PROBLEM REQUIREMENTS:
Set down every entry again word for word, please, but skip the pictures.

INPUT RECORDS:
┌──

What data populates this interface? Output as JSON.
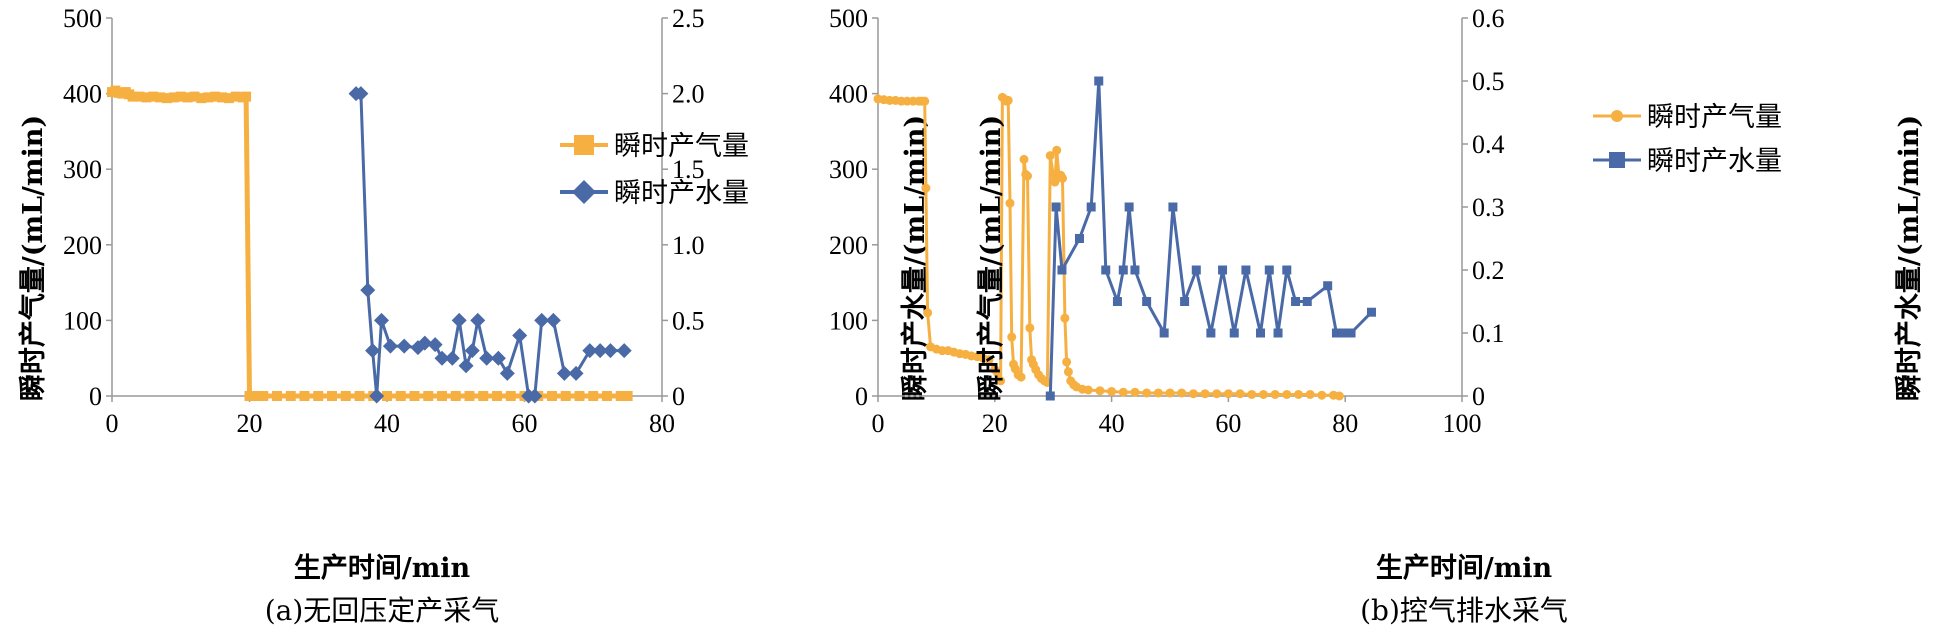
{
  "chart_data": [
    {
      "type": "line",
      "caption": "(a)无回压定产采气",
      "xlabel": "生产时间/min",
      "ylabel_left": "瞬时产气量/(mL/min)",
      "ylabel_right": "瞬时产水量/(mL/min)",
      "xlim": [
        0,
        80
      ],
      "ylim_left": [
        0,
        500
      ],
      "ylim_right": [
        0,
        2.5
      ],
      "x_ticks": [
        "0",
        "20",
        "40",
        "60",
        "80"
      ],
      "y_left_ticks": [
        "0",
        "100",
        "200",
        "300",
        "400",
        "500"
      ],
      "y_right_ticks": [
        "0",
        "0.5",
        "1.0",
        "1.5",
        "2.0",
        "2.5"
      ],
      "legend_position": "top-right",
      "series": [
        {
          "name": "瞬时产气量",
          "axis": "left",
          "color": "#F5B041",
          "marker": "square",
          "x": [
            0,
            0.5,
            1,
            1.5,
            2,
            2.5,
            3,
            4,
            5,
            6,
            7,
            8,
            9,
            10,
            11,
            12,
            13,
            14,
            15,
            16,
            17,
            18,
            19,
            19.5,
            20,
            21,
            22,
            24,
            26,
            28,
            30,
            32,
            34,
            36,
            38,
            40,
            42,
            44,
            46,
            48,
            50,
            52,
            54,
            56,
            58,
            60,
            62,
            64,
            66,
            68,
            70,
            72,
            74,
            75
          ],
          "y": [
            402,
            404,
            401,
            400,
            402,
            399,
            396,
            396,
            395,
            396,
            395,
            394,
            395,
            396,
            395,
            396,
            394,
            395,
            396,
            395,
            394,
            396,
            395,
            396,
            0,
            0,
            0,
            0,
            0,
            0,
            0,
            0,
            0,
            0,
            0,
            0,
            0,
            0,
            0,
            0,
            0,
            0,
            0,
            0,
            0,
            0,
            0,
            0,
            0,
            0,
            0,
            0,
            0,
            0
          ]
        },
        {
          "name": "瞬时产水量",
          "axis": "right",
          "color": "#4A69A7",
          "marker": "diamond",
          "x": [
            35.5,
            36.2,
            37.2,
            37.9,
            38.5,
            39.2,
            40.5,
            42.5,
            44.5,
            45.5,
            47,
            48,
            49.5,
            50.5,
            51.5,
            52.4,
            53.2,
            54.5,
            56.2,
            57.5,
            59.3,
            60.6,
            61.5,
            62.5,
            64.2,
            65.8,
            67.5,
            69.5,
            71,
            72.5,
            74.5
          ],
          "y": [
            2.0,
            2.0,
            0.7,
            0.3,
            0.0,
            0.5,
            0.33,
            0.33,
            0.32,
            0.35,
            0.34,
            0.25,
            0.25,
            0.5,
            0.2,
            0.3,
            0.5,
            0.25,
            0.25,
            0.15,
            0.4,
            0.0,
            0.0,
            0.5,
            0.5,
            0.15,
            0.15,
            0.3,
            0.3,
            0.3,
            0.3
          ]
        }
      ]
    },
    {
      "type": "line",
      "caption": "(b)控气排水采气",
      "xlabel": "生产时间/min",
      "ylabel_left": "瞬时产气量/(mL/min)",
      "ylabel_right": "瞬时产水量/(mL/min)",
      "xlim": [
        0,
        100
      ],
      "ylim_left": [
        0,
        500
      ],
      "ylim_right": [
        0,
        0.6
      ],
      "x_ticks": [
        "0",
        "20",
        "40",
        "60",
        "80",
        "100"
      ],
      "y_left_ticks": [
        "0",
        "100",
        "200",
        "300",
        "400",
        "500"
      ],
      "y_right_ticks": [
        "0",
        "0.1",
        "0.2",
        "0.3",
        "0.4",
        "0.5",
        "0.6"
      ],
      "legend_position": "top-right",
      "series": [
        {
          "name": "瞬时产气量",
          "axis": "left",
          "color": "#F5B041",
          "marker": "circle",
          "x": [
            0,
            1,
            2,
            3,
            4,
            5,
            6,
            7,
            7.5,
            8,
            8.2,
            8.5,
            9,
            10,
            11,
            12,
            13,
            14,
            15,
            16,
            17,
            18,
            19,
            20,
            20.5,
            21,
            21.3,
            21.6,
            22,
            22.3,
            22.6,
            22.9,
            23.2,
            23.5,
            24,
            24.5,
            25,
            25.3,
            25.6,
            26,
            26.3,
            26.6,
            27,
            27.5,
            28,
            28.5,
            29,
            29.5,
            30,
            30.3,
            30.6,
            31,
            31.3,
            31.6,
            32,
            32.3,
            32.6,
            33,
            33.5,
            34,
            35,
            36,
            38,
            40,
            42,
            44,
            46,
            48,
            50,
            52,
            54,
            56,
            58,
            60,
            62,
            64,
            66,
            68,
            70,
            72,
            74,
            76,
            78,
            79
          ],
          "y": [
            393,
            392,
            391,
            391,
            390,
            390,
            390,
            390,
            390,
            390,
            275,
            110,
            65,
            62,
            60,
            60,
            58,
            56,
            55,
            53,
            52,
            50,
            48,
            35,
            30,
            20,
            395,
            393,
            390,
            391,
            255,
            78,
            42,
            36,
            28,
            25,
            313,
            293,
            291,
            90,
            48,
            42,
            35,
            28,
            23,
            20,
            18,
            318,
            293,
            283,
            325,
            290,
            292,
            288,
            103,
            45,
            32,
            20,
            15,
            12,
            9,
            8,
            7,
            6,
            5,
            5,
            4,
            4,
            4,
            4,
            3,
            3,
            3,
            3,
            3,
            2,
            2,
            2,
            2,
            2,
            2,
            1,
            1,
            0
          ]
        },
        {
          "name": "瞬时产水量",
          "axis": "right",
          "color": "#4A69A7",
          "marker": "square",
          "x": [
            29.5,
            30.5,
            31.5,
            34.5,
            36.5,
            37.8,
            39,
            41,
            42,
            43,
            44,
            46,
            49,
            50.5,
            52.5,
            54.5,
            57,
            59,
            61,
            63,
            65.5,
            67,
            68.5,
            70,
            71.5,
            73.5,
            77,
            78.5,
            79.5,
            81,
            84.5
          ],
          "y": [
            0.0,
            0.3,
            0.2,
            0.25,
            0.3,
            0.5,
            0.2,
            0.15,
            0.2,
            0.3,
            0.2,
            0.15,
            0.1,
            0.3,
            0.15,
            0.2,
            0.1,
            0.2,
            0.1,
            0.2,
            0.1,
            0.2,
            0.1,
            0.2,
            0.15,
            0.15,
            0.175,
            0.1,
            0.1,
            0.1,
            0.133
          ]
        }
      ]
    }
  ]
}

└──

SOLUTION TO THIS PROBLEM:
What data populates this interface? Output as JSON.
{
  "chart_data": [
    {
      "type": "line",
      "caption": "(a)无回压定产采气",
      "xlabel": "生产时间/min",
      "ylabel_left": "瞬时产气量/(mL/min)",
      "ylabel_right": "瞬时产水量/(mL/min)",
      "xlim": [
        0,
        80
      ],
      "ylim_left": [
        0,
        500
      ],
      "ylim_right": [
        0,
        2.5
      ],
      "x_ticks": [
        "0",
        "20",
        "40",
        "60",
        "80"
      ],
      "y_left_ticks": [
        "0",
        "100",
        "200",
        "300",
        "400",
        "500"
      ],
      "y_right_ticks": [
        "0",
        "0.5",
        "1.0",
        "1.5",
        "2.0",
        "2.5"
      ],
      "legend_position": "top-right",
      "series": [
        {
          "name": "瞬时产气量",
          "axis": "left",
          "color": "#F5B041",
          "marker": "square",
          "x": [
            0,
            0.5,
            1,
            1.5,
            2,
            2.5,
            3,
            4,
            5,
            6,
            7,
            8,
            9,
            10,
            11,
            12,
            13,
            14,
            15,
            16,
            17,
            18,
            19,
            19.5,
            20,
            21,
            22,
            24,
            26,
            28,
            30,
            32,
            34,
            36,
            38,
            40,
            42,
            44,
            46,
            48,
            50,
            52,
            54,
            56,
            58,
            60,
            62,
            64,
            66,
            68,
            70,
            72,
            74,
            75
          ],
          "y": [
            402,
            404,
            401,
            400,
            402,
            399,
            396,
            396,
            395,
            396,
            395,
            394,
            395,
            396,
            395,
            396,
            394,
            395,
            396,
            395,
            394,
            396,
            395,
            396,
            0,
            0,
            0,
            0,
            0,
            0,
            0,
            0,
            0,
            0,
            0,
            0,
            0,
            0,
            0,
            0,
            0,
            0,
            0,
            0,
            0,
            0,
            0,
            0,
            0,
            0,
            0,
            0,
            0,
            0
          ]
        },
        {
          "name": "瞬时产水量",
          "axis": "right",
          "color": "#4A69A7",
          "marker": "diamond",
          "x": [
            35.5,
            36.2,
            37.2,
            37.9,
            38.5,
            39.2,
            40.5,
            42.5,
            44.5,
            45.5,
            47,
            48,
            49.5,
            50.5,
            51.5,
            52.4,
            53.2,
            54.5,
            56.2,
            57.5,
            59.3,
            60.6,
            61.5,
            62.5,
            64.2,
            65.8,
            67.5,
            69.5,
            71,
            72.5,
            74.5
          ],
          "y": [
            2.0,
            2.0,
            0.7,
            0.3,
            0.0,
            0.5,
            0.33,
            0.33,
            0.32,
            0.35,
            0.34,
            0.25,
            0.25,
            0.5,
            0.2,
            0.3,
            0.5,
            0.25,
            0.25,
            0.15,
            0.4,
            0.0,
            0.0,
            0.5,
            0.5,
            0.15,
            0.15,
            0.3,
            0.3,
            0.3,
            0.3
          ]
        }
      ]
    },
    {
      "type": "line",
      "caption": "(b)控气排水采气",
      "xlabel": "生产时间/min",
      "ylabel_left": "瞬时产气量/(mL/min)",
      "ylabel_right": "瞬时产水量/(mL/min)",
      "xlim": [
        0,
        100
      ],
      "ylim_left": [
        0,
        500
      ],
      "ylim_right": [
        0,
        0.6
      ],
      "x_ticks": [
        "0",
        "20",
        "40",
        "60",
        "80",
        "100"
      ],
      "y_left_ticks": [
        "0",
        "100",
        "200",
        "300",
        "400",
        "500"
      ],
      "y_right_ticks": [
        "0",
        "0.1",
        "0.2",
        "0.3",
        "0.4",
        "0.5",
        "0.6"
      ],
      "legend_position": "top-right",
      "series": [
        {
          "name": "瞬时产气量",
          "axis": "left",
          "color": "#F5B041",
          "marker": "circle",
          "x": [
            0,
            1,
            2,
            3,
            4,
            5,
            6,
            7,
            7.5,
            8,
            8.2,
            8.5,
            9,
            10,
            11,
            12,
            13,
            14,
            15,
            16,
            17,
            18,
            19,
            20,
            20.5,
            21,
            21.3,
            21.6,
            22,
            22.3,
            22.6,
            22.9,
            23.2,
            23.5,
            24,
            24.5,
            25,
            25.3,
            25.6,
            26,
            26.3,
            26.6,
            27,
            27.5,
            28,
            28.5,
            29,
            29.5,
            30,
            30.3,
            30.6,
            31,
            31.3,
            31.6,
            32,
            32.3,
            32.6,
            33,
            33.5,
            34,
            35,
            36,
            38,
            40,
            42,
            44,
            46,
            48,
            50,
            52,
            54,
            56,
            58,
            60,
            62,
            64,
            66,
            68,
            70,
            72,
            74,
            76,
            78,
            79
          ],
          "y": [
            393,
            392,
            391,
            391,
            390,
            390,
            390,
            390,
            390,
            390,
            275,
            110,
            65,
            62,
            60,
            60,
            58,
            56,
            55,
            53,
            52,
            50,
            48,
            35,
            30,
            20,
            395,
            393,
            390,
            391,
            255,
            78,
            42,
            36,
            28,
            25,
            313,
            293,
            291,
            90,
            48,
            42,
            35,
            28,
            23,
            20,
            18,
            318,
            293,
            283,
            325,
            290,
            292,
            288,
            103,
            45,
            32,
            20,
            15,
            12,
            9,
            8,
            7,
            6,
            5,
            5,
            4,
            4,
            4,
            4,
            3,
            3,
            3,
            3,
            3,
            2,
            2,
            2,
            2,
            2,
            2,
            1,
            1,
            0
          ]
        },
        {
          "name": "瞬时产水量",
          "axis": "right",
          "color": "#4A69A7",
          "marker": "square",
          "x": [
            29.5,
            30.5,
            31.5,
            34.5,
            36.5,
            37.8,
            39,
            41,
            42,
            43,
            44,
            46,
            49,
            50.5,
            52.5,
            54.5,
            57,
            59,
            61,
            63,
            65.5,
            67,
            68.5,
            70,
            71.5,
            73.5,
            77,
            78.5,
            79.5,
            81,
            84.5
          ],
          "y": [
            0.0,
            0.3,
            0.2,
            0.25,
            0.3,
            0.5,
            0.2,
            0.15,
            0.2,
            0.3,
            0.2,
            0.15,
            0.1,
            0.3,
            0.15,
            0.2,
            0.1,
            0.2,
            0.1,
            0.2,
            0.1,
            0.2,
            0.1,
            0.2,
            0.15,
            0.15,
            0.175,
            0.1,
            0.1,
            0.1,
            0.133
          ]
        }
      ]
    }
  ]
}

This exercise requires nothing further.